#### Request:
Output an exact reproduction of the data.

Collection entries:

[Start]

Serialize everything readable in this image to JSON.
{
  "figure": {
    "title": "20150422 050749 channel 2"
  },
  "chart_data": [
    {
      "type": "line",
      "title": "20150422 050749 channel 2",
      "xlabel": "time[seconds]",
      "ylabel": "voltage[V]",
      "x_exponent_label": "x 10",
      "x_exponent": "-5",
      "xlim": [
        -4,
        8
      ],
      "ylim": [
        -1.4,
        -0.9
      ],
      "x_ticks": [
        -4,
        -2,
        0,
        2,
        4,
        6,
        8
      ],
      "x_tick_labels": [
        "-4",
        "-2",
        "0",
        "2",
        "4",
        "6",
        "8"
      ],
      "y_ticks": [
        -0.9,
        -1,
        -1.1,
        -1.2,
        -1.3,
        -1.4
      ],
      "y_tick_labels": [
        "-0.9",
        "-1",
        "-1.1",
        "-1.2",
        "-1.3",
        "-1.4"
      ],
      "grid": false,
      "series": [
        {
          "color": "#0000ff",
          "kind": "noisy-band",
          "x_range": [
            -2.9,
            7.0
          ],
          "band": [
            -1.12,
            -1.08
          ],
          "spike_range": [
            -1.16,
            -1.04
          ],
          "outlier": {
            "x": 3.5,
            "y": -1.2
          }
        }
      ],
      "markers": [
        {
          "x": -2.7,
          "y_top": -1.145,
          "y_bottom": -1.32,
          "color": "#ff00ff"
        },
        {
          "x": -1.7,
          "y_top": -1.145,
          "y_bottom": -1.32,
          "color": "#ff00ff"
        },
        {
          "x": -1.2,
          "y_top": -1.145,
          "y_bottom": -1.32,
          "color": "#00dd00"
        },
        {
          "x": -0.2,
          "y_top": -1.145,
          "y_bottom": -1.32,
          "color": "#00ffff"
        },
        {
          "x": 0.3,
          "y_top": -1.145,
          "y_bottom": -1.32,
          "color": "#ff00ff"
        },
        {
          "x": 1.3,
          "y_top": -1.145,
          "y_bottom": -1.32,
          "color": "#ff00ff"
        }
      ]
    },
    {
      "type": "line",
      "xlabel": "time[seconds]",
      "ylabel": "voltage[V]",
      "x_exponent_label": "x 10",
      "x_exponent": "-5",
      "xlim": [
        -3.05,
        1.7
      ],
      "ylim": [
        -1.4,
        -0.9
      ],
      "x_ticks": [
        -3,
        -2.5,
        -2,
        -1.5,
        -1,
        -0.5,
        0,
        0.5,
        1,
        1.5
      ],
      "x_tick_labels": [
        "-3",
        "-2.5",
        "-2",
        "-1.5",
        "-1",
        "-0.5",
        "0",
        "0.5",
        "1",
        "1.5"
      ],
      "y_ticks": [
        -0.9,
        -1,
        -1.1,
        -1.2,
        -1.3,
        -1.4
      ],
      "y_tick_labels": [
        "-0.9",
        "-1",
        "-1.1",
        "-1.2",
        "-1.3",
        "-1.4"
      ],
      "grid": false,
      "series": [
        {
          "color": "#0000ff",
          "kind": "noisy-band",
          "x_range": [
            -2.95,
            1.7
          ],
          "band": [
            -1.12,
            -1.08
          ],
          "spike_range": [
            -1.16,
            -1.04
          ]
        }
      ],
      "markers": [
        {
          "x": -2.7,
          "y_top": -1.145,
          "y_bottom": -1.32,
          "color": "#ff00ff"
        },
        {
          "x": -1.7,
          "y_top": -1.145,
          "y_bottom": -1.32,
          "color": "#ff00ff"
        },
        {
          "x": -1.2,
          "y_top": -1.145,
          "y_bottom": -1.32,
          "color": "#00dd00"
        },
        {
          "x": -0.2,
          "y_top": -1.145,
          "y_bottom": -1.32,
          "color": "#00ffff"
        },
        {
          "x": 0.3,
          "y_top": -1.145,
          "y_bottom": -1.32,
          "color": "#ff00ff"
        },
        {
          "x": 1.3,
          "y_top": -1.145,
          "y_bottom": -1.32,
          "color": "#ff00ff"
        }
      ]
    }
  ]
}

[End]

#### The reply:
Serialize everything readable in this image to JSON.
{
  "figure": {
    "title": "20150422 050749 channel 2"
  },
  "chart_data": [
    {
      "type": "line",
      "title": "20150422 050749 channel 2",
      "xlabel": "time[seconds]",
      "ylabel": "voltage[V]",
      "x_exponent_label": "x 10",
      "x_exponent": "-5",
      "xlim": [
        -4,
        8
      ],
      "ylim": [
        -1.4,
        -0.9
      ],
      "x_ticks": [
        -4,
        -2,
        0,
        2,
        4,
        6,
        8
      ],
      "x_tick_labels": [
        "-4",
        "-2",
        "0",
        "2",
        "4",
        "6",
        "8"
      ],
      "y_ticks": [
        -0.9,
        -1,
        -1.1,
        -1.2,
        -1.3,
        -1.4
      ],
      "y_tick_labels": [
        "-0.9",
        "-1",
        "-1.1",
        "-1.2",
        "-1.3",
        "-1.4"
      ],
      "grid": false,
      "series": [
        {
          "color": "#0000ff",
          "kind": "noisy-band",
          "x_range": [
            -2.9,
            7.0
          ],
          "band": [
            -1.12,
            -1.08
          ],
          "spike_range": [
            -1.16,
            -1.04
          ],
          "outlier": {
            "x": 3.5,
            "y": -1.2
          }
        }
      ],
      "markers": [
        {
          "x": -2.7,
          "y_top": -1.145,
          "y_bottom": -1.32,
          "color": "#ff00ff"
        },
        {
          "x": -1.7,
          "y_top": -1.145,
          "y_bottom": -1.32,
          "color": "#ff00ff"
        },
        {
          "x": -1.2,
          "y_top": -1.145,
          "y_bottom": -1.32,
          "color": "#00dd00"
        },
        {
          "x": -0.2,
          "y_top": -1.145,
          "y_bottom": -1.32,
          "color": "#00ffff"
        },
        {
          "x": 0.3,
          "y_top": -1.145,
          "y_bottom": -1.32,
          "color": "#ff00ff"
        },
        {
          "x": 1.3,
          "y_top": -1.145,
          "y_bottom": -1.32,
          "color": "#ff00ff"
        }
      ]
    },
    {
      "type": "line",
      "xlabel": "time[seconds]",
      "ylabel": "voltage[V]",
      "x_exponent_label": "x 10",
      "x_exponent": "-5",
      "xlim": [
        -3.05,
        1.7
      ],
      "ylim": [
        -1.4,
        -0.9
      ],
      "x_ticks": [
        -3,
        -2.5,
        -2,
        -1.5,
        -1,
        -0.5,
        0,
        0.5,
        1,
        1.5
      ],
      "x_tick_labels": [
        "-3",
        "-2.5",
        "-2",
        "-1.5",
        "-1",
        "-0.5",
        "0",
        "0.5",
        "1",
        "1.5"
      ],
      "y_ticks": [
        -0.9,
        -1,
        -1.1,
        -1.2,
        -1.3,
        -1.4
      ],
      "y_tick_labels": [
        "-0.9",
        "-1",
        "-1.1",
        "-1.2",
        "-1.3",
        "-1.4"
      ],
      "grid": false,
      "series": [
        {
          "color": "#0000ff",
          "kind": "noisy-band",
          "x_range": [
            -2.95,
            1.7
          ],
          "band": [
            -1.12,
            -1.08
          ],
          "spike_range": [
            -1.16,
            -1.04
          ]
        }
      ],
      "markers": [
        {
          "x": -2.7,
          "y_top": -1.145,
          "y_bottom": -1.32,
          "color": "#ff00ff"
        },
        {
          "x": -1.7,
          "y_top": -1.145,
          "y_bottom": -1.32,
          "color": "#ff00ff"
        },
        {
          "x": -1.2,
          "y_top": -1.145,
          "y_bottom": -1.32,
          "color": "#00dd00"
        },
        {
          "x": -0.2,
          "y_top": -1.145,
          "y_bottom": -1.32,
          "color": "#00ffff"
        },
        {
          "x": 0.3,
          "y_top": -1.145,
          "y_bottom": -1.32,
          "color": "#ff00ff"
        },
        {
          "x": 1.3,
          "y_top": -1.145,
          "y_bottom": -1.32,
          "color": "#ff00ff"
        }
      ]
    }
  ]
}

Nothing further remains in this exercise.